What you are asked to do - Go through the entries one line at a time, and gather every line that has the word "Shaw".

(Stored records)
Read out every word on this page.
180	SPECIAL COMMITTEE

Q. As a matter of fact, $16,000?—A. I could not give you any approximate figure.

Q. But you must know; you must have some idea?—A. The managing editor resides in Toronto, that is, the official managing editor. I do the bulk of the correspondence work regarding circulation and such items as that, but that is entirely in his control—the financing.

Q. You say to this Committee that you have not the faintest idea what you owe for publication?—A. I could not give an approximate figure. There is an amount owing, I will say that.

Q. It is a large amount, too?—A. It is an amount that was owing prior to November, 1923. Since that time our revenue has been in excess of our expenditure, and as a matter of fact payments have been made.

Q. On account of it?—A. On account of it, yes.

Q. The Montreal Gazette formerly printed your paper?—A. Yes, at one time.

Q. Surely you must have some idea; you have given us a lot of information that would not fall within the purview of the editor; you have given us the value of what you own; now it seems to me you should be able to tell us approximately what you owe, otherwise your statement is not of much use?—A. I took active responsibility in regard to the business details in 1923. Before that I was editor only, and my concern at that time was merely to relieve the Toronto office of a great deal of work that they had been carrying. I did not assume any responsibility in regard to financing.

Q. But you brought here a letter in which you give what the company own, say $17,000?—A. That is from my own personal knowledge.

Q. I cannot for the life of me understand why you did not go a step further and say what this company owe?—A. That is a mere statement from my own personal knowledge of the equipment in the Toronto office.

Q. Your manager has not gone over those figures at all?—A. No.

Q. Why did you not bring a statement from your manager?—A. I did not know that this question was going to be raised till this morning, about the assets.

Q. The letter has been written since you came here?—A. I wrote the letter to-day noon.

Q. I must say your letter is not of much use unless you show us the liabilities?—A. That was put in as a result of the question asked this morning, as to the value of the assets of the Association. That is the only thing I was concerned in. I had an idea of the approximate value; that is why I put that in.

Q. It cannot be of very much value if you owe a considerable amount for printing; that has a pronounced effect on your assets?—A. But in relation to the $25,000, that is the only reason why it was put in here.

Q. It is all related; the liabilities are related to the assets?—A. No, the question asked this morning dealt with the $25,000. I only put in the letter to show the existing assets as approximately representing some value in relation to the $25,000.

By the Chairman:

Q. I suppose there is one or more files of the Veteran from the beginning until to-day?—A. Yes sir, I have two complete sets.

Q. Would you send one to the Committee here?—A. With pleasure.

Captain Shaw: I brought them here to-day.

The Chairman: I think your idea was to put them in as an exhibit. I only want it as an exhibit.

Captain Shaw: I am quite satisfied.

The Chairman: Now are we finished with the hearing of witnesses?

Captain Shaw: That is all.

The response -
Captain Shaw: I brought them here to-day.
Captain Shaw: I am quite satisfied.
Captain Shaw: That is all.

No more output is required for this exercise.